> **Stated exercise**: Where a line of the listing below includes the word "рублей", reproduce that line.

——————————

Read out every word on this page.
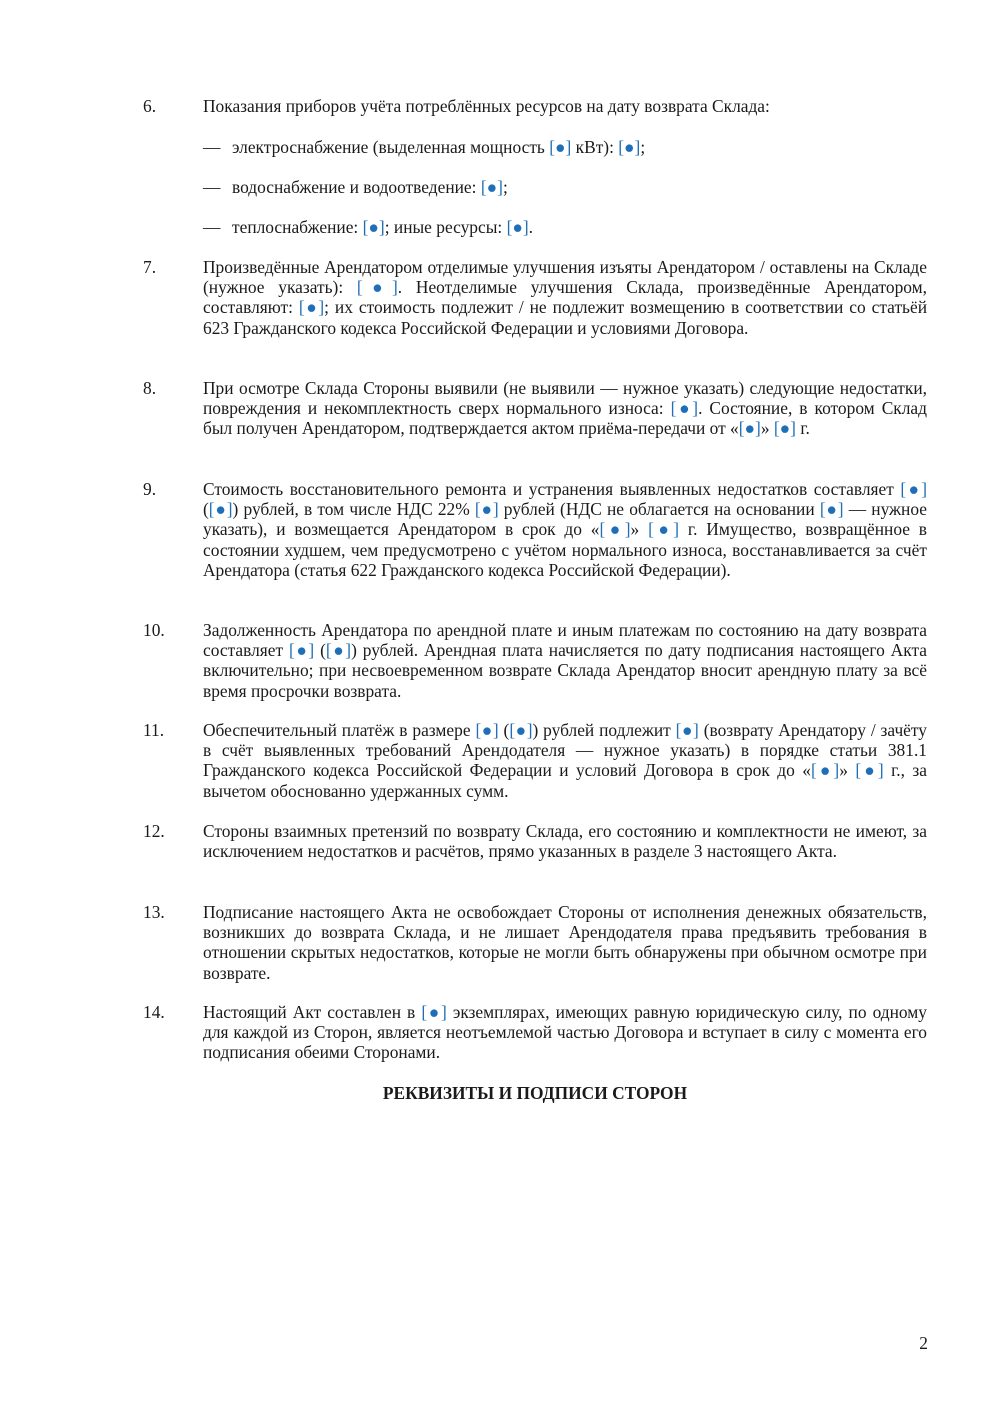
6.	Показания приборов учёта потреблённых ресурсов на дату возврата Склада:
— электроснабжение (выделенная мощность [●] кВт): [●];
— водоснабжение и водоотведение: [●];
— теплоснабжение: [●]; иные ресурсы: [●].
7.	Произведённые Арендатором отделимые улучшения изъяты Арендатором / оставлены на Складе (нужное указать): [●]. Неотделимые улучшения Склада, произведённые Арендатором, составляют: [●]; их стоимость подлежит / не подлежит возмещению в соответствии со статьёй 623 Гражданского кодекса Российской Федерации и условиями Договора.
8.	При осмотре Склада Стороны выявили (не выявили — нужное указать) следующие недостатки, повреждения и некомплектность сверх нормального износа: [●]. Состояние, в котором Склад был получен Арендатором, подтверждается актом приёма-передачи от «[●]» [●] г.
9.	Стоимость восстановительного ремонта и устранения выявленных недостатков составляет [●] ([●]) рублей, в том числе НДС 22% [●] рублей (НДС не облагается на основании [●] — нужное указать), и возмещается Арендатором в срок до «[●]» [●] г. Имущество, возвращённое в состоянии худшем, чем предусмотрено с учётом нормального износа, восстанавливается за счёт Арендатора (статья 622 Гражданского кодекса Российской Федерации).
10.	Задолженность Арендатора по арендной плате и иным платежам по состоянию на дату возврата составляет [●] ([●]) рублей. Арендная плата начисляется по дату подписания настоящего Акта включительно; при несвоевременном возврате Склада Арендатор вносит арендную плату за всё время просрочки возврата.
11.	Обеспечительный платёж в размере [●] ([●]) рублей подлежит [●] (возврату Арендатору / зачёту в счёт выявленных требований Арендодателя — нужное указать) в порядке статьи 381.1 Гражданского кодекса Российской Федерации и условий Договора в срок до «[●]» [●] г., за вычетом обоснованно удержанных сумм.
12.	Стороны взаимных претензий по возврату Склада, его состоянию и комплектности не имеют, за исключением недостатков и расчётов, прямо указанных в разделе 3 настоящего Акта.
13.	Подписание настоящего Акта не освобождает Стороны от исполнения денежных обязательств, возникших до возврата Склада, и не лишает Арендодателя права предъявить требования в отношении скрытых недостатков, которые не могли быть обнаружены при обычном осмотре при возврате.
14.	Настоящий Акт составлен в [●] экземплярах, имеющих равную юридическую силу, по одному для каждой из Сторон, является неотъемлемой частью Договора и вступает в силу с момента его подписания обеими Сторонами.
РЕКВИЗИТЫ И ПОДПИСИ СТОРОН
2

——————————

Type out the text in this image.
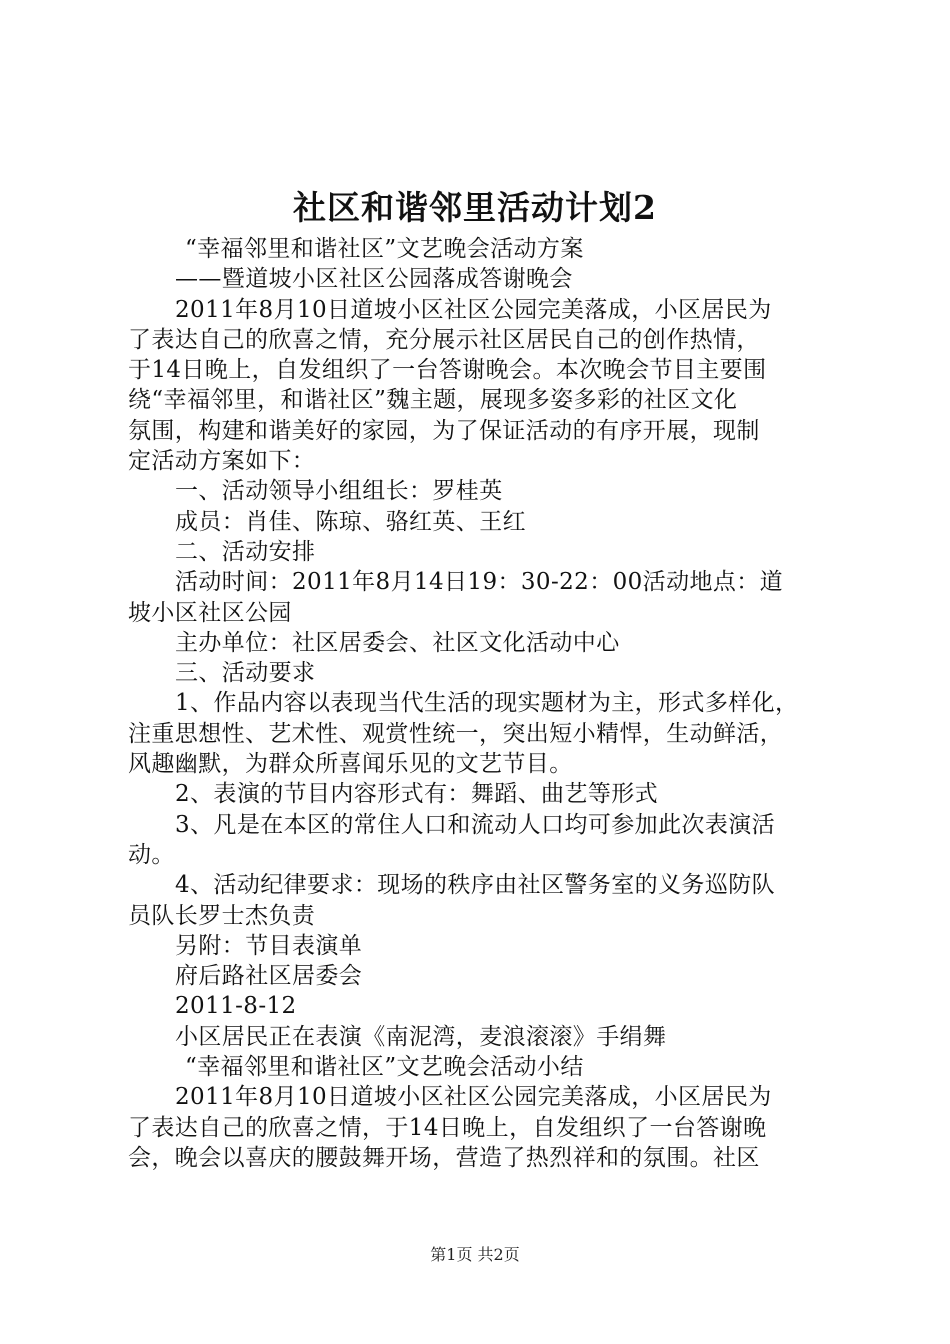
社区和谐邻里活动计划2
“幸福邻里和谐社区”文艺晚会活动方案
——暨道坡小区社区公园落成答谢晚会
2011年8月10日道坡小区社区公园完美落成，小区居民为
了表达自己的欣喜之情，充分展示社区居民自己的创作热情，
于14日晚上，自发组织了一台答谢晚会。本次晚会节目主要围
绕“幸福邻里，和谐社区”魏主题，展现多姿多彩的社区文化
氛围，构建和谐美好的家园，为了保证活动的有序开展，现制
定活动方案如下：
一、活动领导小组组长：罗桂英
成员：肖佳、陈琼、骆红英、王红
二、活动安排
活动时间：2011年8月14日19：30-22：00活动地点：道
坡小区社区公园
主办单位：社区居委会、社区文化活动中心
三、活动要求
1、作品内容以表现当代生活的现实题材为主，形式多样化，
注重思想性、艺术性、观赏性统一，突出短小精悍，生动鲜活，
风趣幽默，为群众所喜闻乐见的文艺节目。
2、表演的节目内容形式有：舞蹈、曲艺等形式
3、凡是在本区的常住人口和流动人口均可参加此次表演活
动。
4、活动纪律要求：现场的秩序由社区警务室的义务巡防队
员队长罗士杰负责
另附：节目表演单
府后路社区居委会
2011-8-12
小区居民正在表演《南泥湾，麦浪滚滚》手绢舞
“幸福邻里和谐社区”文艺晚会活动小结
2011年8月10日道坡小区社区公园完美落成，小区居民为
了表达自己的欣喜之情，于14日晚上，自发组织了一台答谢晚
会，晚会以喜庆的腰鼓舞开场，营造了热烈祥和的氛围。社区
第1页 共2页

——————————

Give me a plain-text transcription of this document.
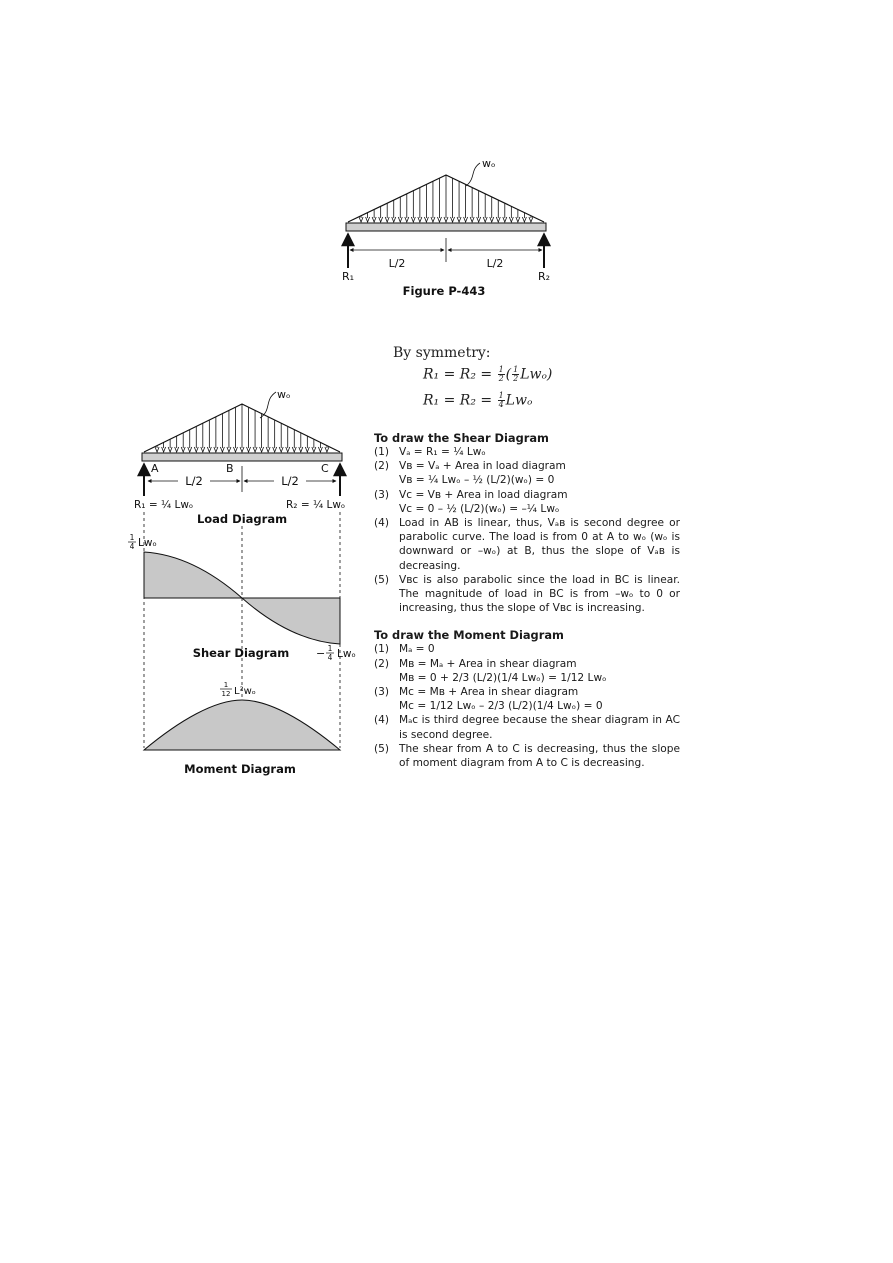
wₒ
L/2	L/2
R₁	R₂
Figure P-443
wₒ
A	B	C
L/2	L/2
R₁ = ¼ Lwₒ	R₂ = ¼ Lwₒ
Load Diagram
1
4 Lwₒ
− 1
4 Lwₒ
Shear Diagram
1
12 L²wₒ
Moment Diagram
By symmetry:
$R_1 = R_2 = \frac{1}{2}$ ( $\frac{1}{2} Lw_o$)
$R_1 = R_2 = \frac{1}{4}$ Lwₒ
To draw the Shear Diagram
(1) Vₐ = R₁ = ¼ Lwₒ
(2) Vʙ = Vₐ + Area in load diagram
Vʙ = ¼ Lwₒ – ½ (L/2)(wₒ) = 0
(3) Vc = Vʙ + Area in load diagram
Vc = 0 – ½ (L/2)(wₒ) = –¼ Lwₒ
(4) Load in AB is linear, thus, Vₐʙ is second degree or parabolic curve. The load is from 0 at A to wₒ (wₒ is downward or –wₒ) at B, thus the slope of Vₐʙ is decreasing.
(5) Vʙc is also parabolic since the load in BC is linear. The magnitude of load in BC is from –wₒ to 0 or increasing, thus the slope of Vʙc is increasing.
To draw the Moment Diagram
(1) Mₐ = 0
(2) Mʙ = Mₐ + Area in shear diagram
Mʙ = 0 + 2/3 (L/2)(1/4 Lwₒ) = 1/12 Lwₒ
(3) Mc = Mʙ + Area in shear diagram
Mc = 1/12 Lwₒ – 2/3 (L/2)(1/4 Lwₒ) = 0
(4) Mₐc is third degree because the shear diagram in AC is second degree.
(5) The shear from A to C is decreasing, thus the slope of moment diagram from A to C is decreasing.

——————————

> **Exercise solution**:
9.	Стоимость восстановительного ремонта и устранения выявленных недостатков составляет [●] ([●]) рублей, в том числе НДС 22% [●] рублей (НДС не облагается на основании [●] — нужное указать), и возмещается Арендатором в срок до «[●]» [●] г. Имущество, возвращённое в состоянии худшем, чем предусмотрено с учётом нормального износа, восстанавливается за счёт Арендатора (статья 622 Гражданского кодекса Российской Федерации).
10.	Задолженность Арендатора по арендной плате и иным платежам по состоянию на дату возврата составляет [●] ([●]) рублей. Арендная плата начисляется по дату подписания настоящего Акта включительно; при несвоевременном возврате Склада Арендатор вносит арендную плату за всё время просрочки возврата.
11.	Обеспечительный платёж в размере [●] ([●]) рублей подлежит [●] (возврату Арендатору / зачёту в счёт выявленных требований Арендодателя — нужное указать) в порядке статьи 381.1 Гражданского кодекса Российской Федерации и условий Договора в срок до «[●]» [●] г., за вычетом обоснованно удержанных сумм.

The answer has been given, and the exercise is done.